From the data that follows, copy every line holding the string "html".

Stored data
-- Begin --
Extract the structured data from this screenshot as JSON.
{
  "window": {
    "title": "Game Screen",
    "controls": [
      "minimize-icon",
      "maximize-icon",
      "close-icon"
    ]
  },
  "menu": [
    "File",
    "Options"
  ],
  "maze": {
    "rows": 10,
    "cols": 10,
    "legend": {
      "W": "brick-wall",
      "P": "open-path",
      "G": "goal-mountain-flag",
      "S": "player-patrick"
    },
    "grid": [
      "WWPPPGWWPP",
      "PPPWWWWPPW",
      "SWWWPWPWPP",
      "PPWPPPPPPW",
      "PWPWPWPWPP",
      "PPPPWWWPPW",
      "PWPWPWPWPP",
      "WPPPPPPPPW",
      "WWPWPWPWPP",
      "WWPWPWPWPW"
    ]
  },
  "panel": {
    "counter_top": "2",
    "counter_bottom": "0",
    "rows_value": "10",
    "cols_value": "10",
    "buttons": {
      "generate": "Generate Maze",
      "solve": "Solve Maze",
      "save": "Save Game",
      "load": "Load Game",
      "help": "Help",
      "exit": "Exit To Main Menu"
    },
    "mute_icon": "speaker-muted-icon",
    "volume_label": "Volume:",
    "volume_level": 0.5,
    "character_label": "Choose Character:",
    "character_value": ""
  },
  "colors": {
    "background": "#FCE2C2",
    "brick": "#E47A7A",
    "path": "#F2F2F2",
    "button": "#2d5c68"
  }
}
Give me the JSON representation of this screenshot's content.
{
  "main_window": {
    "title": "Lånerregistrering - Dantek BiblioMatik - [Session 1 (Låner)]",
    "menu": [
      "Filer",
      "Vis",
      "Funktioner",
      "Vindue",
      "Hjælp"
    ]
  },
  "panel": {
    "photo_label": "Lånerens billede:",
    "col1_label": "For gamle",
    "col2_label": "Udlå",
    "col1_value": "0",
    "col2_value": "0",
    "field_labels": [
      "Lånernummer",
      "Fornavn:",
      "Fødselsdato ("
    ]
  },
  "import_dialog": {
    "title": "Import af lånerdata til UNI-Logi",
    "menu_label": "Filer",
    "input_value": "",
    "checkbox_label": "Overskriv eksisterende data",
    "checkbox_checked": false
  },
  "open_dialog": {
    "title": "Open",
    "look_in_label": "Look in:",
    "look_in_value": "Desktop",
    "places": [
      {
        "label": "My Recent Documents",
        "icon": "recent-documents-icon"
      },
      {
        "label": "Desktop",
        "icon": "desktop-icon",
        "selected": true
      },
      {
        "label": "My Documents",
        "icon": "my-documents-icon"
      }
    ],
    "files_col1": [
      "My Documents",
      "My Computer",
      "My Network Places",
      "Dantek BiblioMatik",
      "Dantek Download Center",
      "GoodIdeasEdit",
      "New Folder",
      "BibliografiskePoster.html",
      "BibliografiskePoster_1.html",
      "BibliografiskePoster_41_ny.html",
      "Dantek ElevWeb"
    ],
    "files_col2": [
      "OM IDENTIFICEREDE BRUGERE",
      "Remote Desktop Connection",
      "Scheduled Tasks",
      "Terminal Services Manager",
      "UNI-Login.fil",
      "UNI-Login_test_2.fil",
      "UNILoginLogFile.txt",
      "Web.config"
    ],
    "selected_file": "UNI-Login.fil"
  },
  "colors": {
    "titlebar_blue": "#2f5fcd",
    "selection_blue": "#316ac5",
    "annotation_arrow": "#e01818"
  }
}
-- End --
▶ [Response to the exercise]:
      "BibliografiskePoster.html",
      "BibliografiskePoster_1.html",
      "BibliografiskePoster_41_ny.html",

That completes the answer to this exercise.